> What you have to do
Find the string "Регулируемый" in the records. Copy every line it appears in.

## START The input

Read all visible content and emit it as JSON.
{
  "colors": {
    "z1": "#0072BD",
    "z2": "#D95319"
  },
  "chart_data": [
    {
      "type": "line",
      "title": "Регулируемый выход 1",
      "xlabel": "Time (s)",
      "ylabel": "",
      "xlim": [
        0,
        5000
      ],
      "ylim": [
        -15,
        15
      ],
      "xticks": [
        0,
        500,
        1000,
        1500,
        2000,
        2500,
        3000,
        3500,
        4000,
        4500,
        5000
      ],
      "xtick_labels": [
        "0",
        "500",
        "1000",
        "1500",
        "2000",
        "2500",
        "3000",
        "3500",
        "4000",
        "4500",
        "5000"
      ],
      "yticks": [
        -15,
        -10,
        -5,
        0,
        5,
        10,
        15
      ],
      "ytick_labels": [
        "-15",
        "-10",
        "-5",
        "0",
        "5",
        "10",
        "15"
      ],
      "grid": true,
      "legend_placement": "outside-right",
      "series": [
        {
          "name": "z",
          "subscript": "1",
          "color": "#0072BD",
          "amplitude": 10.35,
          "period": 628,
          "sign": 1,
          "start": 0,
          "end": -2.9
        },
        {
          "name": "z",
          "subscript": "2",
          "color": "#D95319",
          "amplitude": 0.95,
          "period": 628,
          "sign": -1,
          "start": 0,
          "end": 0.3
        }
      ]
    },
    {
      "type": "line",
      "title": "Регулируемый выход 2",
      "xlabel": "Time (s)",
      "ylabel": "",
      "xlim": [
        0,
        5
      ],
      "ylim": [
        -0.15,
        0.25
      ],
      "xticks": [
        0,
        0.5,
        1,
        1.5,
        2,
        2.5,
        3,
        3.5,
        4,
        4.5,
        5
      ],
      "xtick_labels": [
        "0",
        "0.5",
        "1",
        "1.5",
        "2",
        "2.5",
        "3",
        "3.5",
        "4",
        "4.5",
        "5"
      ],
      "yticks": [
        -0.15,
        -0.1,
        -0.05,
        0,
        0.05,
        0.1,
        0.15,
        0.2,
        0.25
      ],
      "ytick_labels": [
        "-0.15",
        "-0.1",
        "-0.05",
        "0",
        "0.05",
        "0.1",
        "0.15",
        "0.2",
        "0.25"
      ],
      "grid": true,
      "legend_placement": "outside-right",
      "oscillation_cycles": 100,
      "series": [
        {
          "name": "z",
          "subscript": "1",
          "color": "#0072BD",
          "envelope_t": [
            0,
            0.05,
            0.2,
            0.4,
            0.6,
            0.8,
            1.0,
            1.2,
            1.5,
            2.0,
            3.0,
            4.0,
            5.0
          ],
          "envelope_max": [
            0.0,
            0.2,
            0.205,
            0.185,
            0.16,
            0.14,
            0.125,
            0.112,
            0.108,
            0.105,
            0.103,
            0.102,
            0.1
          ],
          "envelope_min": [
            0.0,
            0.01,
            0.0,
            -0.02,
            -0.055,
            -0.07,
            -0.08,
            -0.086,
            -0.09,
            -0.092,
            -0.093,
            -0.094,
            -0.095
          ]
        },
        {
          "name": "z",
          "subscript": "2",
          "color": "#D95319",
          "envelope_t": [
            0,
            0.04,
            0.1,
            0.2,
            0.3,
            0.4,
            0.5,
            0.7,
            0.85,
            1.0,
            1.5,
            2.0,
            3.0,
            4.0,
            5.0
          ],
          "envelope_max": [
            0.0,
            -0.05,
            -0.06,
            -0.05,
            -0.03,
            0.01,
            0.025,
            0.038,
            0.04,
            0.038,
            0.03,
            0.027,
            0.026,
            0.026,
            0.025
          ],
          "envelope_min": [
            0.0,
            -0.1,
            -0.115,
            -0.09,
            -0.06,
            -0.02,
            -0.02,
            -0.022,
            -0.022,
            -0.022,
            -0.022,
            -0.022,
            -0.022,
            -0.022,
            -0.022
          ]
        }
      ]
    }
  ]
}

## END The input

> Completed task
      "title": "Регулируемый выход 1",
      "title": "Регулируемый выход 2",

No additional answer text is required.